WHAT YOU WILL DO - Rewrite the data from its first line through the line that has "base: T — [922, 540, 928, 551]", putting "area" wherever "region" appears and keeping everything else the same.

---------- STORED RECORDS ----------

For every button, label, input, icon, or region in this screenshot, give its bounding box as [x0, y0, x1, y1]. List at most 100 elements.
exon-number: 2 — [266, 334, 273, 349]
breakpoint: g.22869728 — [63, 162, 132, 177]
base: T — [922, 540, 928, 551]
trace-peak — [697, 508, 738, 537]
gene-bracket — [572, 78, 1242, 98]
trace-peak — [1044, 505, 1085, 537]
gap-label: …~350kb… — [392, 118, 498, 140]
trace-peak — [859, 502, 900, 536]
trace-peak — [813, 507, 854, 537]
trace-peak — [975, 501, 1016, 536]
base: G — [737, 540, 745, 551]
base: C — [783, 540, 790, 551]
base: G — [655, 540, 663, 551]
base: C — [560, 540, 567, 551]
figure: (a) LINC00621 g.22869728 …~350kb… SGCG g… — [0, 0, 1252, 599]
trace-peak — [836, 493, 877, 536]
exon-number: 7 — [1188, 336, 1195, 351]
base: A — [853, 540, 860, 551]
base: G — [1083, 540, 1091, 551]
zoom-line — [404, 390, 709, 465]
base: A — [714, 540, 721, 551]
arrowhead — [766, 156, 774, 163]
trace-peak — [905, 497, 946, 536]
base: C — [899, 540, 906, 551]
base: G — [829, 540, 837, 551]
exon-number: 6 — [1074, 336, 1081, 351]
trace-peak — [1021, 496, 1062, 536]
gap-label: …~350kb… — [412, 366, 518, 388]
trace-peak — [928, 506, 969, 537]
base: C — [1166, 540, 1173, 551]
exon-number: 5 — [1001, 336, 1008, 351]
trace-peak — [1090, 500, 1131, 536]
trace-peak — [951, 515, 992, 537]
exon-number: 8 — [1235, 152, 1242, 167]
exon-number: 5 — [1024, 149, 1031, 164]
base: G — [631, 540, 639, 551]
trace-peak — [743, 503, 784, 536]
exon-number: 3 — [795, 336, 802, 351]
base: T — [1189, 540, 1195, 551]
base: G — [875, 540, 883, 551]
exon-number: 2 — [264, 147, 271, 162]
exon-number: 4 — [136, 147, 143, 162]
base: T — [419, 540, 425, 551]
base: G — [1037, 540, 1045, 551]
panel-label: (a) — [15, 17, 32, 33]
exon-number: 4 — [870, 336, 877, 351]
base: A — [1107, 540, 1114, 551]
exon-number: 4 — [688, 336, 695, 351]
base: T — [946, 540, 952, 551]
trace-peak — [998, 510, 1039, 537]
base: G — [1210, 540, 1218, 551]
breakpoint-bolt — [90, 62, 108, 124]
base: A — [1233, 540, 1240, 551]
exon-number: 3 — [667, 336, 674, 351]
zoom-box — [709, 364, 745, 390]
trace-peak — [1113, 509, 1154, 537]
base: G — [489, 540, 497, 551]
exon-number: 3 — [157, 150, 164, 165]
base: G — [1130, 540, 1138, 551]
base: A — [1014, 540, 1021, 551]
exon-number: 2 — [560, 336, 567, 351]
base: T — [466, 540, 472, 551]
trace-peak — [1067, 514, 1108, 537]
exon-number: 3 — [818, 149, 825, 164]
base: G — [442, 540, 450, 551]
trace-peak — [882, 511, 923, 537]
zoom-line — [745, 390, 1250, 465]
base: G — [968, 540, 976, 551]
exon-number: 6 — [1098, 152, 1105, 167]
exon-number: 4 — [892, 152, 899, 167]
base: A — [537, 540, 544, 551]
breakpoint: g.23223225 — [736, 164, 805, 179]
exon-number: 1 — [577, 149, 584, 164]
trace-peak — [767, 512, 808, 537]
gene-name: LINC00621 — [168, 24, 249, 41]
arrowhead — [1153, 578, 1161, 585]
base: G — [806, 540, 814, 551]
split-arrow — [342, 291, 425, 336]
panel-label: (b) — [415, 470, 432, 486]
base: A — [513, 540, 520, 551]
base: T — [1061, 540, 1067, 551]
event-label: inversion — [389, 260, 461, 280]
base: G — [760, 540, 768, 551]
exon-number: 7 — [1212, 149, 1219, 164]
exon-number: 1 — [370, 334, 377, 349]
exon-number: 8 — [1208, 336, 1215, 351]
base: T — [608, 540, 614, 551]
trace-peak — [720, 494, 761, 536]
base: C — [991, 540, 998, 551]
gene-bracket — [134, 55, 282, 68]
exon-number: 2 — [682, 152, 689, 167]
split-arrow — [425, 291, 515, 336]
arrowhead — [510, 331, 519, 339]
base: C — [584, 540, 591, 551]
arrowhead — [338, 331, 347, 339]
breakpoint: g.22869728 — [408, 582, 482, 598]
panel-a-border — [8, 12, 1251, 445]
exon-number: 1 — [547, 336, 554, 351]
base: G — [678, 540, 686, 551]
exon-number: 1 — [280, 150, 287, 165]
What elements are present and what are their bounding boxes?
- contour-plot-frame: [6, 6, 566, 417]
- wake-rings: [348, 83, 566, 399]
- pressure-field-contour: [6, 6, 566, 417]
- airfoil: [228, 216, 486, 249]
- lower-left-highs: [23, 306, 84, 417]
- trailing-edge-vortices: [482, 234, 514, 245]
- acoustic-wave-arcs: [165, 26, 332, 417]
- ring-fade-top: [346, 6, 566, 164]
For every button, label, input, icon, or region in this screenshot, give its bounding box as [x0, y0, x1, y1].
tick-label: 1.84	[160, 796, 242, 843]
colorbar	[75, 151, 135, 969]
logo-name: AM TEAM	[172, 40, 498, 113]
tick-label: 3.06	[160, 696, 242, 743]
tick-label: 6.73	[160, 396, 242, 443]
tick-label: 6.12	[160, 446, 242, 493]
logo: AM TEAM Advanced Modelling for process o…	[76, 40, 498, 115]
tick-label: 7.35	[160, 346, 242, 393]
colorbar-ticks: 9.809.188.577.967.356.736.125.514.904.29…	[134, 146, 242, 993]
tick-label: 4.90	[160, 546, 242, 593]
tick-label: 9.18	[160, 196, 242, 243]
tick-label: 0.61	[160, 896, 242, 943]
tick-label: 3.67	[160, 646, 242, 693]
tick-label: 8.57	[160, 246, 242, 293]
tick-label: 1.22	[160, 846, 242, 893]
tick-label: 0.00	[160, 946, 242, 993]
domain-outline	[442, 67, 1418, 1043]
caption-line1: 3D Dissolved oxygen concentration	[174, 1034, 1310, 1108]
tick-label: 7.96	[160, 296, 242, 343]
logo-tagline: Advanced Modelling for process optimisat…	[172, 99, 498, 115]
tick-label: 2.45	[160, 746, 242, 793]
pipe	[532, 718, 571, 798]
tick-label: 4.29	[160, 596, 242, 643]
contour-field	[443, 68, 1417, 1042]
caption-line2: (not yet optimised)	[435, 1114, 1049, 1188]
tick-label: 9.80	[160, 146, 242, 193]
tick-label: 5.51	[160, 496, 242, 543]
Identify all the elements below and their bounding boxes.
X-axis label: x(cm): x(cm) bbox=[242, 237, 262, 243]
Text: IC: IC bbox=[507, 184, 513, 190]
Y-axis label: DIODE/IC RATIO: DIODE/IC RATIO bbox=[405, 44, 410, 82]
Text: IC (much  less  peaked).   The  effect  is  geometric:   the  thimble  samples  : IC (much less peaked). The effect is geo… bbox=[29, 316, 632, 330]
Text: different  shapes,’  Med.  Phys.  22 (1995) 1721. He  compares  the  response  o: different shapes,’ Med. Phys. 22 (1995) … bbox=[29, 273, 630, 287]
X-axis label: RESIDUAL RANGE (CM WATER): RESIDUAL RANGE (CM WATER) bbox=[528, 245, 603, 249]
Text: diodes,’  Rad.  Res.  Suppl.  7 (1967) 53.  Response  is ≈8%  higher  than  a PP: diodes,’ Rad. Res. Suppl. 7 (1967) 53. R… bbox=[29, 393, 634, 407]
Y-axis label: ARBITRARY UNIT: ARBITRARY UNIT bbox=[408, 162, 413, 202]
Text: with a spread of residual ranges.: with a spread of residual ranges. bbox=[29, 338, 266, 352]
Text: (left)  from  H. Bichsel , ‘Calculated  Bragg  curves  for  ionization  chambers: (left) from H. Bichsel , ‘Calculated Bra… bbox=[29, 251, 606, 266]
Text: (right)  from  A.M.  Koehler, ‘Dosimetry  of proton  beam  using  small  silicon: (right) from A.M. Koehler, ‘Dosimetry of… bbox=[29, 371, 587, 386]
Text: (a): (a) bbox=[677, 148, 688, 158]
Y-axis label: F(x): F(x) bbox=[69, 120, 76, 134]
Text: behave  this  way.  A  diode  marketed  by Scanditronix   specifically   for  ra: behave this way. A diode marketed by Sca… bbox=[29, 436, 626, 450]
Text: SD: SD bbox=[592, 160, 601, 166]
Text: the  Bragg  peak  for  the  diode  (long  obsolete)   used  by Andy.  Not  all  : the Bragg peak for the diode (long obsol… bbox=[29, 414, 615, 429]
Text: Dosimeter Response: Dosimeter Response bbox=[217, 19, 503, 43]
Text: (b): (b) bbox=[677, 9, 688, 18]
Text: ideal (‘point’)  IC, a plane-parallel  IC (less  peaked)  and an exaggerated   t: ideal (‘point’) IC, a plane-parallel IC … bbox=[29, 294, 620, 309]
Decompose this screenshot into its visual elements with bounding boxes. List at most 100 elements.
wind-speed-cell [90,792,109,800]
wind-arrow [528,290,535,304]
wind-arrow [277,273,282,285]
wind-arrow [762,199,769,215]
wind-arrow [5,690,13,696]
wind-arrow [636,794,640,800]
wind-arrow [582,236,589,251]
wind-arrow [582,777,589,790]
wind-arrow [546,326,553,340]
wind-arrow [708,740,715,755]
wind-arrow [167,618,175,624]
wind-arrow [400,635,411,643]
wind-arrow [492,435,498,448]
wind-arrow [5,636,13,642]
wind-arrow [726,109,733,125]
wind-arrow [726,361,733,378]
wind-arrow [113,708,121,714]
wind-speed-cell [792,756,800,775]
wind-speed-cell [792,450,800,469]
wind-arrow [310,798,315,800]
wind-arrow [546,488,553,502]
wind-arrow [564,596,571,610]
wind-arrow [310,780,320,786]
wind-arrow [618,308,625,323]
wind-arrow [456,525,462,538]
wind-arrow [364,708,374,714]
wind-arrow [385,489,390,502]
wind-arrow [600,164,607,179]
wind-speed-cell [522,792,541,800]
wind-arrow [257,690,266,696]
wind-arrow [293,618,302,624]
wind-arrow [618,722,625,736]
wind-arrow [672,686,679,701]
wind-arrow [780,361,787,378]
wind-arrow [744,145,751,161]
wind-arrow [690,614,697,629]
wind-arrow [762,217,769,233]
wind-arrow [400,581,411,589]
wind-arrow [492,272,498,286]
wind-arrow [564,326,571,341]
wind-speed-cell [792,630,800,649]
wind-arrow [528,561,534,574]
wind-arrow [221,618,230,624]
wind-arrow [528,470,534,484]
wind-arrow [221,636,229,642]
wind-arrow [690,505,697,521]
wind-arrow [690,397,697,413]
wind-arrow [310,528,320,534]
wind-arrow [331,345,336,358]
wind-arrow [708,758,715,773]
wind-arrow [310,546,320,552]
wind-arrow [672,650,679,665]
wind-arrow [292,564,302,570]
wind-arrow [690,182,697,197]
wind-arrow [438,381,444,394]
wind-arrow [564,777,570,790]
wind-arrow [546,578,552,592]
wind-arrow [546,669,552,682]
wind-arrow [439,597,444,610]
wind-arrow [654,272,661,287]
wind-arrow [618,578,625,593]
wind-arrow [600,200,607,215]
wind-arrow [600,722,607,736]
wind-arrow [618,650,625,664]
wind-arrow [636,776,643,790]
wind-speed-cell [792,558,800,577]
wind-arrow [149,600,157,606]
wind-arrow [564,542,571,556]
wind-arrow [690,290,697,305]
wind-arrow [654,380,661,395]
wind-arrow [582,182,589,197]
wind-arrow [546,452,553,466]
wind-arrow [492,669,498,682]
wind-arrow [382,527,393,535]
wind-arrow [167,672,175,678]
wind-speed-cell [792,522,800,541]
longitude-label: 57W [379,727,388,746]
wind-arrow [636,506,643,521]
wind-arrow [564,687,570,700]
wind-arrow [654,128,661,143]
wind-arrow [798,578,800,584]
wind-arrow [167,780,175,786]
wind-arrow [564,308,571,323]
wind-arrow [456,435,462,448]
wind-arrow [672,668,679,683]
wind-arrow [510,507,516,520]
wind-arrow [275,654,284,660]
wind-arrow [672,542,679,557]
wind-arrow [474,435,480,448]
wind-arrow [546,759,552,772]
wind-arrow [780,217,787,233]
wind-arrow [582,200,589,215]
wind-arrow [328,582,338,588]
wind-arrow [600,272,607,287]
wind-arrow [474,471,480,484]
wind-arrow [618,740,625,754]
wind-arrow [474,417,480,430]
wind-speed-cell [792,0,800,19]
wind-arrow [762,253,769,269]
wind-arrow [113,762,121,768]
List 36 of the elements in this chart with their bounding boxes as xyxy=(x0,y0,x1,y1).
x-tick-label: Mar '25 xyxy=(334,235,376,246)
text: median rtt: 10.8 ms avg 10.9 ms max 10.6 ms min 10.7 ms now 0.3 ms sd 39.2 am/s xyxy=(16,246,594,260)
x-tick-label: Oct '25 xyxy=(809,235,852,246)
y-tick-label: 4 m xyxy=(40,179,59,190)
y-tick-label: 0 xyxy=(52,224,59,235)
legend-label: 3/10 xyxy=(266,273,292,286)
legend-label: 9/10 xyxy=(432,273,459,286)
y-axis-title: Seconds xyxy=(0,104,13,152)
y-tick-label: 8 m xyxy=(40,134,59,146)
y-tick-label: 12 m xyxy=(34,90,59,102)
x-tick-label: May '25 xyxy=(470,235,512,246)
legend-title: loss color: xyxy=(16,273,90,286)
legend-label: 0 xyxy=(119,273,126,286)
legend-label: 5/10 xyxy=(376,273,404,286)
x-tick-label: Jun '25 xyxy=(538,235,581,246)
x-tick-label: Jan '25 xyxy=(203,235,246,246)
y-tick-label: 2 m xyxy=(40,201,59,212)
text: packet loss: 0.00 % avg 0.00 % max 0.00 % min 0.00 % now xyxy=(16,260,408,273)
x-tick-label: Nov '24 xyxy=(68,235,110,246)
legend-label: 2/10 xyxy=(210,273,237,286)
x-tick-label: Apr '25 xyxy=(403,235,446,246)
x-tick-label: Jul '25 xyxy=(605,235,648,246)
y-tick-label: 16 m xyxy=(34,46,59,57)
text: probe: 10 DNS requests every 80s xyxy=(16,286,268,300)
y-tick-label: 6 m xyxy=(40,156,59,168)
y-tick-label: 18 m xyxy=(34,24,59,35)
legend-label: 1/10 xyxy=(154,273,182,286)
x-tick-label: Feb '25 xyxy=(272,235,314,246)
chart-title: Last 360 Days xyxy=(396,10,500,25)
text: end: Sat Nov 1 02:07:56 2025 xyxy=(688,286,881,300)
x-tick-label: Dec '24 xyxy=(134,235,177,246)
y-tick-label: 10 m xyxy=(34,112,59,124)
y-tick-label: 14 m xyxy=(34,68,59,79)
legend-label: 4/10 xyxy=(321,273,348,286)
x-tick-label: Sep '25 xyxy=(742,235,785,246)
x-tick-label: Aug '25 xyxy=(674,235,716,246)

----------

SOLUTION TO THE EXERCISE -
For every button, label, input, icon, or area in this screenshot, give its bounding box as [x0, y0, x1, y1]. List at most 100 elements.
exon-number: 2 — [266, 334, 273, 349]
breakpoint: g.22869728 — [63, 162, 132, 177]
base: T — [922, 540, 928, 551]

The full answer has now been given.